(Podany tekst):
Niedawna wizyta państwowa króla Hiszpanii Felipe VI i królowej Letizii w Chińskiej Republice Ludowej – z przystankami w Chengdú i Pekinie – oferuje odkrywcze spojrzenie na ewoluującą postawę polityki zagranicznej Hiszpanii wobec drugiej co do wielkości gospodarki świata. Dzięki programowi łączącemu ambicje gospodarcze, dyplomację kulturalną i celową symbolikę, wizyta ta podkreśla zamiar Madrytu nawiązania bardziej znaczących dwustronnych stosunków z Pekinem. Rodzi ona jednak również głębsze pytania o to, gdzie naprawdę znajduje się miejsce Hiszpanii w zmieniającej się równowadze między Wschodem a Zachodem, handlem i przekonaniami.
Wizyta ukierunkowana na gospodarkę i kulturę
Para królewska przybyła do Chengdú 10 listopada 2025 r., aby rozpocząć wizytę skoncentrowaną na pogłębieniu współpracy „w sferze gospodarczej, handlowej i inwestycyjnej”. Minister gospodarki, handlu i przedsiębiorczości Carlos Cuerpo, towarzyszący Ich Królewskim Mościom, podkreślił potrzebę zrównoważenia „bardzo asymetrycznych” stosunków handlowych i zwiększenia hiszpańskiego eksportu do Chin. Głównym punktem podróży jest duże forum gospodarcze, któremu przewodniczy król, gromadzące ponad czterystu przedstawicieli biznesu – wyraźna demonstracja zamiaru rządu, aby zmniejszyć deficyt handlowy Hiszpanii z Chinami wynoszący 40 miliardów euro.
W tym samym czasie królowa Letizia przewodzi kulturalnemu komponentowi wizyty, biorąc udział w ceremonii uhonorowania 150. rocznicy urodzin Antonio Machado – poety podziwianego przez chińskich czytelników – a następnie spotykając się z chińskimi Latynosami na Uniwersytecie Pekińskim. Ta podwójna ścieżka promocji gospodarczej i kulturalnej odzwierciedla przekonanie Madrytu, że zaangażowanie w Chinach musi wykraczać poza handel i obejmować tożsamość, język i prestiż – obszary, w których Hiszpania zachowuje globalny rezonans.

(Treść zadania):
Ile wynosi deficyt handlowy Hiszpanii z Chinami według tekstu o wizycie króla Hiszpanii w Chinach?

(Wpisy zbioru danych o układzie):
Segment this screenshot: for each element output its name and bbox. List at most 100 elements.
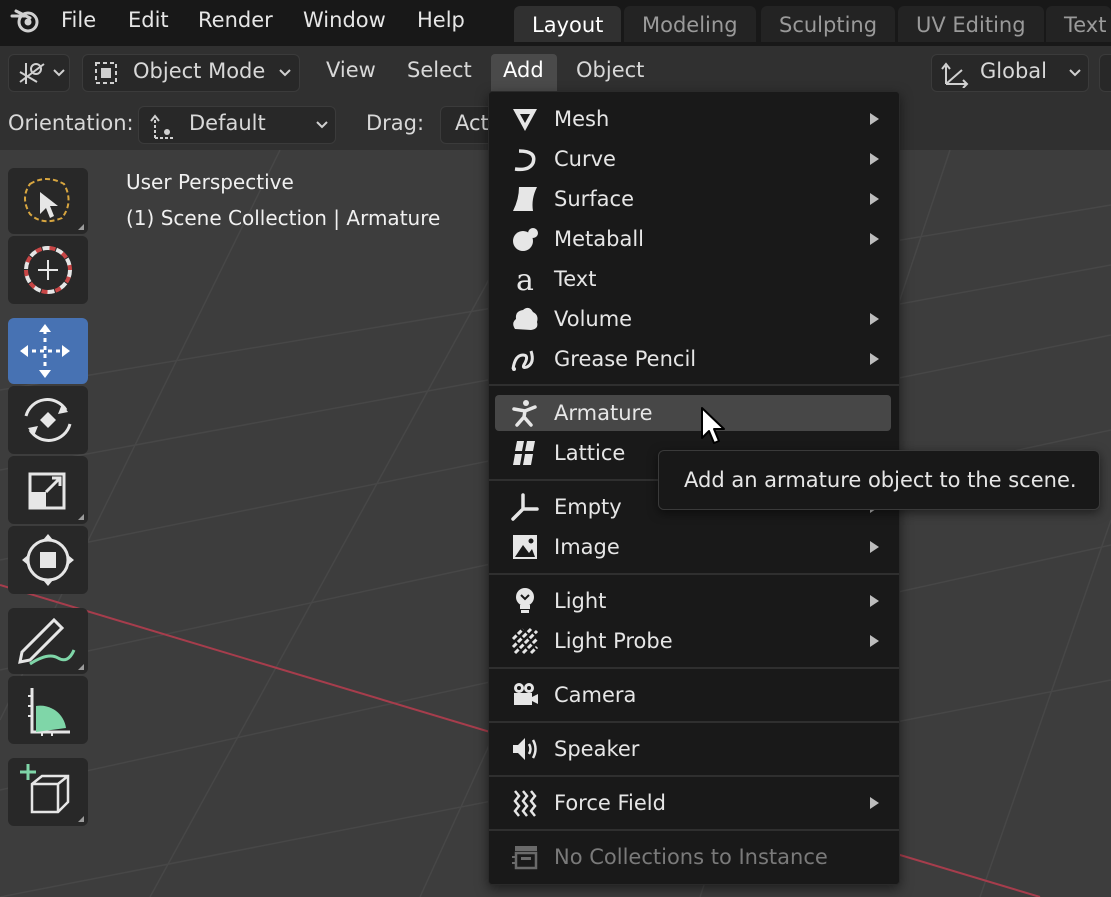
menu-item-label: Empty: [554, 495, 622, 519]
chevron-down-icon: [316, 121, 328, 129]
menu-item-label: No Collections to Instance: [554, 845, 828, 869]
drag-value: Act: [455, 111, 489, 135]
menu-item-force-field[interactable]: Force Field: [495, 785, 891, 821]
menu-item-curve[interactable]: Curve: [495, 141, 891, 177]
menu-item-camera[interactable]: Camera: [495, 677, 891, 713]
viewport-editor-icon: [19, 63, 45, 84]
viewport-perspective-label: User Perspective: [126, 170, 294, 194]
orientation-selector[interactable]: Default: [138, 106, 336, 144]
lattice-icon: [513, 441, 535, 465]
tool-select-box[interactable]: [8, 168, 88, 234]
menu-add[interactable]: Add: [503, 58, 544, 82]
menu-window[interactable]: Window: [303, 0, 386, 40]
light-icon: [516, 588, 534, 613]
menu-item-metaball[interactable]: Metaball: [495, 221, 891, 257]
object-mode-icon: [95, 62, 117, 84]
menu-edit[interactable]: Edit: [128, 0, 169, 40]
speaker-icon: [513, 738, 537, 760]
move-icon: [20, 324, 70, 378]
submenu-arrow-icon: [870, 153, 879, 165]
menu-item-volume[interactable]: Volume: [495, 301, 891, 337]
curve-icon: [514, 149, 536, 172]
annotate-icon: [18, 617, 76, 666]
grease-pencil-icon: [511, 350, 534, 371]
tool-transform[interactable]: [8, 526, 88, 594]
menu-item-speaker[interactable]: Speaker: [495, 731, 891, 767]
tool-variants-indicator: [78, 664, 84, 670]
menu-item-label: Force Field: [554, 791, 666, 815]
tool-measure[interactable]: [8, 676, 88, 744]
menu-select[interactable]: Select: [407, 58, 472, 82]
submenu-arrow-icon: [870, 797, 879, 809]
tab-sculpting[interactable]: Sculpting: [761, 6, 896, 42]
measure-icon: [28, 688, 70, 736]
mouse-pointer-icon: [701, 407, 725, 444]
select-box-icon: [24, 178, 70, 223]
tool-variants-indicator: [78, 224, 84, 230]
tool-annotate[interactable]: [8, 608, 88, 674]
menu-help[interactable]: Help: [417, 0, 465, 40]
menu-item-label: Armature: [554, 401, 653, 425]
tab-modeling[interactable]: Modeling: [624, 6, 756, 42]
global-orientation-icon: [941, 62, 969, 88]
submenu-arrow-icon: [870, 353, 879, 365]
armature-icon: [512, 400, 537, 427]
tool-scale[interactable]: [8, 456, 88, 524]
tab-uv-editing[interactable]: UV Editing: [898, 6, 1044, 42]
tooltip-text: Add an armature object to the scene.: [684, 468, 1077, 492]
menu-item-armature[interactable]: Armature: [495, 395, 891, 431]
menu-item-label: Volume: [554, 307, 633, 331]
chevron-down-icon: [1069, 69, 1081, 77]
menu-file[interactable]: File: [61, 0, 96, 40]
menu-item-label: Grease Pencil: [554, 347, 697, 371]
menu-separator: [489, 384, 899, 386]
menu-item-surface[interactable]: Surface: [495, 181, 891, 217]
editor-type-selector[interactable]: [8, 54, 70, 92]
pivot-selector[interactable]: [1099, 54, 1111, 92]
metaball-icon: [513, 228, 538, 251]
submenu-arrow-icon: [870, 113, 879, 125]
drag-label: Drag:: [366, 111, 425, 135]
menu-item-light[interactable]: Light: [495, 583, 891, 619]
text-icon: a: [516, 265, 534, 293]
menu-item-image[interactable]: Image: [495, 529, 891, 565]
menu-item-label: Text: [554, 267, 597, 291]
tool-cursor[interactable]: [8, 236, 88, 304]
top-bar: File Edit Render Window Help Layout Mode…: [0, 0, 1111, 46]
tool-rotate[interactable]: [8, 386, 88, 454]
menu-item-text[interactable]: a Text: [495, 261, 891, 297]
menu-item-label: Surface: [554, 187, 635, 211]
submenu-arrow-icon: [870, 233, 879, 245]
orientation-label: Orientation:: [8, 111, 134, 135]
menu-object[interactable]: Object: [576, 58, 644, 82]
camera-icon: [514, 683, 538, 705]
tool-add-cube[interactable]: [8, 758, 88, 826]
submenu-arrow-icon: [870, 595, 879, 607]
mode-selector[interactable]: Object Mode: [82, 54, 300, 92]
blender-logo-icon[interactable]: [8, 4, 44, 36]
menu-render[interactable]: Render: [198, 0, 273, 40]
menu-item-label: Image: [554, 535, 620, 559]
menu-item-label: Speaker: [554, 737, 640, 761]
orientation-value: Default: [189, 111, 266, 135]
mesh-icon: [513, 109, 537, 131]
menu-view[interactable]: View: [326, 58, 376, 82]
rotate-icon: [24, 398, 72, 442]
tab-text[interactable]: Text: [1046, 6, 1111, 42]
menu-item-grease-pencil[interactable]: Grease Pencil: [495, 341, 891, 377]
transform-icon: [22, 534, 74, 586]
menu-separator: [489, 721, 899, 723]
volume-icon: [513, 307, 538, 330]
transform-orientation-selector[interactable]: Global: [931, 54, 1089, 92]
tool-move[interactable]: [8, 318, 88, 384]
chevron-down-icon: [279, 69, 291, 77]
tool-variants-indicator: [78, 816, 84, 822]
mode-label: Object Mode: [133, 59, 266, 83]
menu-add-active[interactable]: Add: [491, 54, 557, 92]
tab-layout[interactable]: Layout: [514, 6, 622, 42]
menu-item-mesh[interactable]: Mesh: [495, 101, 891, 137]
armature-tooltip: Add an armature object to the scene.: [658, 450, 1100, 510]
submenu-arrow-icon: [870, 635, 879, 647]
menu-item-light-probe[interactable]: Light Probe: [495, 623, 891, 659]
menu-item-collection-instance: No Collections to Instance: [495, 839, 891, 875]
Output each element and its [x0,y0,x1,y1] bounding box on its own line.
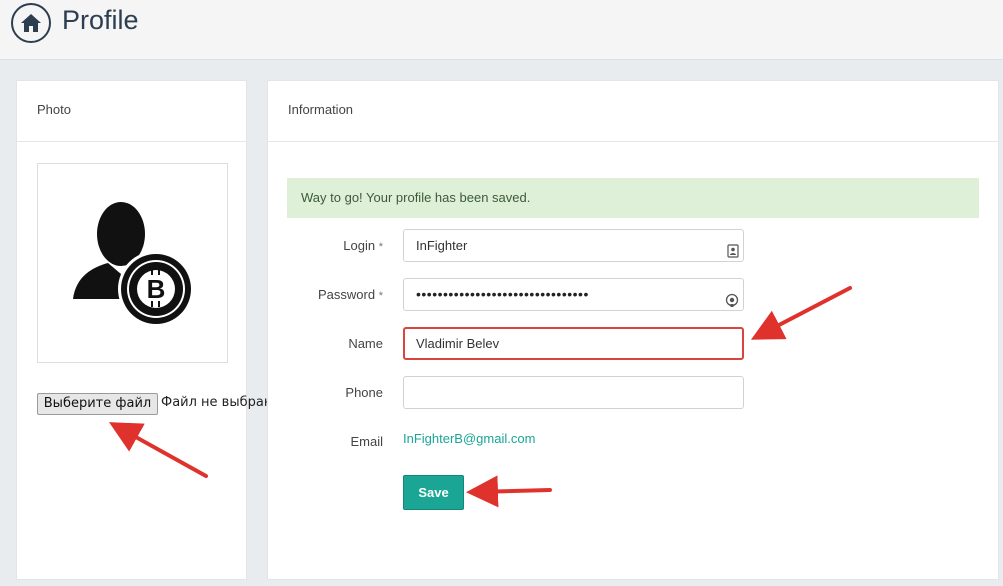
svg-text:B: B [147,274,166,304]
password-label-text: Password [318,287,376,302]
name-value: Vladimir Belev [416,336,500,351]
save-button[interactable]: Save [403,475,464,510]
top-bar: Profile [0,0,1003,60]
login-value: InFighter [416,238,468,253]
required-mark: * [378,290,383,302]
home-button[interactable] [11,3,51,43]
login-field[interactable]: InFighter [403,229,744,262]
file-status-text: Файл не выбран [161,395,273,410]
password-value: •••••••••••••••••••••••••••••••• [416,286,589,302]
photo-panel-title: Photo [17,81,246,142]
choose-file-button[interactable]: Выберите файл [37,393,158,415]
password-label: Password * [268,287,383,302]
success-alert: Way to go! Your profile has been saved. [287,178,979,218]
photo-panel: Photo B Выберите файл Файл не выбран [16,80,272,580]
login-label: Login * [268,238,383,253]
information-panel-title: Information [268,81,998,142]
phone-field[interactable] [403,376,744,409]
page-title: Profile [62,5,139,35]
information-panel: Information Way to go! Your profile has … [267,80,999,580]
avatar: B [37,163,228,363]
email-label: Email [350,434,383,449]
user-bitcoin-icon: B [73,202,194,327]
required-mark: * [378,241,383,253]
name-label: Name [348,336,383,351]
login-label-text: Login [343,238,376,253]
email-value: InFighterB@gmail.com [403,431,536,446]
eye-icon[interactable] [725,287,739,318]
phone-label: Phone [345,385,383,400]
password-field[interactable]: •••••••••••••••••••••••••••••••• [403,278,744,311]
home-icon [21,14,41,32]
name-field[interactable]: Vladimir Belev [403,327,744,360]
contact-card-icon [727,238,739,269]
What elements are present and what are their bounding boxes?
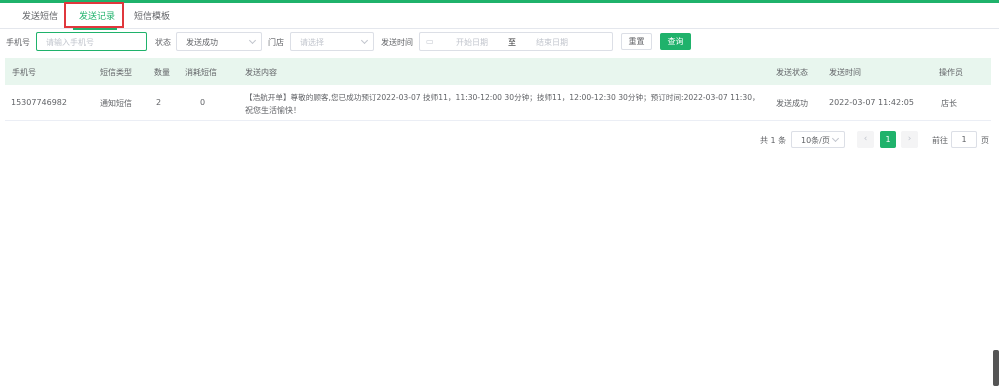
start-date-placeholder: 开始日期	[456, 38, 488, 47]
col-content: 发送内容	[245, 68, 277, 77]
row-send-time: 2022-03-07 11:42:05	[829, 98, 914, 107]
prev-page-button[interactable]: ‹	[857, 131, 874, 148]
date-range-separator: 至	[508, 38, 516, 47]
col-consumed: 消耗短信	[185, 68, 217, 77]
store-label: 门店	[268, 38, 284, 47]
page-number-current[interactable]: 1	[880, 131, 896, 148]
col-send-time: 发送时间	[829, 68, 861, 77]
row-count: 2	[156, 98, 162, 107]
status-label: 状态	[155, 38, 171, 47]
send-time-label: 发送时间	[381, 38, 413, 47]
phone-placeholder: 请输入手机号	[46, 38, 94, 47]
goto-suffix: 页	[981, 136, 989, 145]
chevron-down-icon	[248, 36, 257, 45]
total-count: 共 1 条	[760, 136, 787, 145]
scrollbar-thumb[interactable]	[993, 350, 999, 386]
row-phone: 15307746982	[11, 98, 67, 107]
phone-input[interactable]: 请输入手机号	[36, 32, 147, 51]
status-select[interactable]: 发送成功	[176, 32, 262, 51]
row-consumed: 0	[200, 98, 206, 107]
col-status: 发送状态	[776, 68, 808, 77]
filter-bar: 手机号 请输入手机号 状态 发送成功 门店 请选择 发送时间 ▭ 开始日期 至 …	[0, 31, 999, 53]
table-header: 手机号 短信类型 数量 消耗短信 发送内容 发送状态 发送时间 操作员	[5, 58, 991, 85]
col-sms-type: 短信类型	[100, 68, 132, 77]
tab-send-sms[interactable]: 发送短信	[22, 9, 58, 22]
search-button[interactable]: 查询	[660, 33, 691, 50]
row-sms-type: 通知短信	[100, 99, 132, 108]
store-placeholder: 请选择	[300, 38, 324, 47]
goto-page-input[interactable]: 1	[951, 131, 977, 148]
tab-sms-templates[interactable]: 短信模板	[134, 9, 170, 22]
chevron-down-icon	[831, 134, 840, 143]
reset-button[interactable]: 重置	[621, 33, 652, 50]
row-content-line1: 【浩航开单】尊敬的顾客,您已成功预订2022-03-07 技师11，11:30-…	[245, 93, 760, 102]
page-size-value: 10条/页	[801, 136, 830, 145]
goto-label: 前往	[932, 136, 948, 145]
row-status: 发送成功	[776, 99, 808, 108]
store-select[interactable]: 请选择	[290, 32, 374, 51]
status-value: 发送成功	[186, 38, 218, 47]
tab-bar: 发送短信 发送记录 短信模板	[0, 3, 999, 30]
calendar-icon: ▭	[426, 37, 434, 46]
col-phone: 手机号	[12, 68, 36, 77]
row-content-line2: 祝您生活愉快！	[245, 106, 301, 115]
chevron-down-icon	[360, 36, 369, 45]
pagination: 共 1 条 10条/页 ‹ 1 › 前往 1 页	[0, 131, 999, 149]
active-tab-indicator	[73, 28, 117, 30]
end-date-placeholder: 结束日期	[536, 38, 568, 47]
page-size-select[interactable]: 10条/页	[791, 131, 845, 148]
next-page-button[interactable]: ›	[901, 131, 918, 148]
col-operator: 操作员	[939, 68, 963, 77]
tab-highlight-box	[64, 2, 124, 28]
col-count: 数量	[154, 68, 170, 77]
row-operator: 店长	[941, 99, 957, 108]
date-range-picker[interactable]: ▭ 开始日期 至 结束日期	[419, 32, 613, 51]
phone-label: 手机号	[6, 38, 30, 47]
table-row: 15307746982 通知短信 2 0 【浩航开单】尊敬的顾客,您已成功预订2…	[5, 85, 991, 121]
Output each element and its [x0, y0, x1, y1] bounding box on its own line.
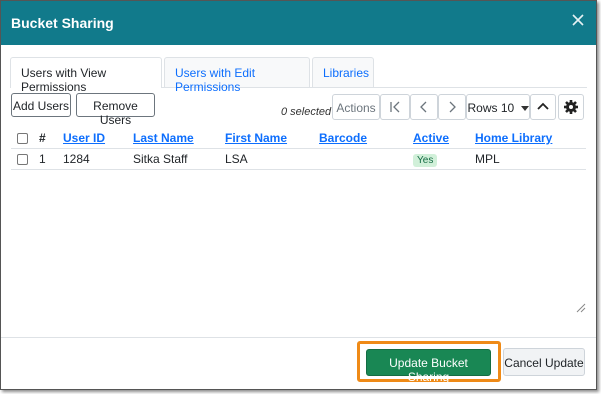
- caret-down-icon: [520, 106, 529, 111]
- active-badge: Yes: [413, 154, 438, 167]
- prev-page-button[interactable]: [410, 94, 438, 120]
- select-all-cell: [11, 128, 39, 149]
- tab-bar: Users with View Permissions Users with E…: [10, 57, 587, 94]
- chevron-right-icon: [449, 101, 456, 113]
- rows-per-page-select[interactable]: Rows 10: [466, 94, 530, 120]
- select-all-checkbox[interactable]: [17, 133, 28, 145]
- selected-count: 0 selected: [281, 106, 332, 118]
- column-header-first-name: First Name: [225, 128, 319, 149]
- sort-last-name-link[interactable]: Last Name: [133, 131, 194, 145]
- tab-view-permissions[interactable]: Users with View Permissions: [10, 57, 162, 94]
- table-row[interactable]: 1 1284 Sitka Staff LSA Yes MPL: [11, 149, 586, 170]
- sort-first-name-link[interactable]: First Name: [225, 131, 287, 145]
- row-index: 1: [39, 152, 46, 166]
- row-checkbox[interactable]: [17, 154, 28, 166]
- first-page-button[interactable]: [380, 94, 410, 120]
- sort-user-id-link[interactable]: User ID: [63, 131, 105, 145]
- update-bucket-sharing-button[interactable]: Update Bucket Sharing: [366, 349, 491, 384]
- close-icon[interactable]: [570, 12, 586, 28]
- remove-users-button[interactable]: Remove Users: [76, 93, 155, 127]
- sort-home-library-link[interactable]: Home Library: [475, 131, 552, 145]
- chevron-left-icon: [420, 101, 427, 113]
- grid-header-row: # User ID Last Name First Name Barcode A…: [11, 128, 586, 149]
- column-header-barcode: Barcode: [319, 128, 413, 149]
- sort-active-link[interactable]: Active: [413, 131, 449, 145]
- settings-button[interactable]: [558, 94, 584, 120]
- cell-first-name: LSA: [225, 152, 248, 166]
- dialog-title: Bucket Sharing: [11, 15, 114, 31]
- dialog-header: Bucket Sharing: [1, 1, 596, 45]
- sort-barcode-link[interactable]: Barcode: [319, 131, 367, 145]
- rows-per-page-label: Rows 10: [467, 101, 515, 115]
- row-select-cell: [11, 149, 39, 170]
- cell-active: Yes: [413, 149, 475, 170]
- actions-button[interactable]: Actions: [332, 94, 380, 120]
- cell-barcode: [319, 149, 413, 170]
- column-header-active: Active: [413, 128, 475, 149]
- footer-divider: [1, 337, 596, 338]
- column-header-last-name: Last Name: [133, 128, 225, 149]
- cell-user-id: 1284: [63, 152, 90, 166]
- bucket-sharing-dialog: Bucket Sharing Users with View Permissio…: [0, 0, 597, 390]
- chevron-up-icon: [537, 102, 549, 110]
- column-header-home-library: Home Library: [475, 128, 586, 149]
- collapse-toolbar-button[interactable]: [530, 94, 556, 120]
- column-header-user-id: User ID: [63, 128, 133, 149]
- users-grid: # User ID Last Name First Name Barcode A…: [11, 128, 586, 170]
- tab-libraries[interactable]: Libraries: [312, 57, 374, 87]
- cancel-update-button[interactable]: Cancel Update: [503, 348, 585, 376]
- next-page-button[interactable]: [438, 94, 466, 120]
- resize-handle-icon[interactable]: [576, 303, 586, 313]
- gear-icon: [564, 100, 578, 114]
- cell-last-name: Sitka Staff: [133, 152, 188, 166]
- first-page-icon: [390, 101, 400, 113]
- column-header-index: #: [39, 131, 46, 145]
- add-users-button[interactable]: Add Users: [11, 93, 71, 117]
- tab-edit-permissions[interactable]: Users with Edit Permissions: [164, 57, 310, 94]
- cell-home-library: MPL: [475, 152, 500, 166]
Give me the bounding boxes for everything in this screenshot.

(Odpowiedź do zadania):
40 miliardów euro.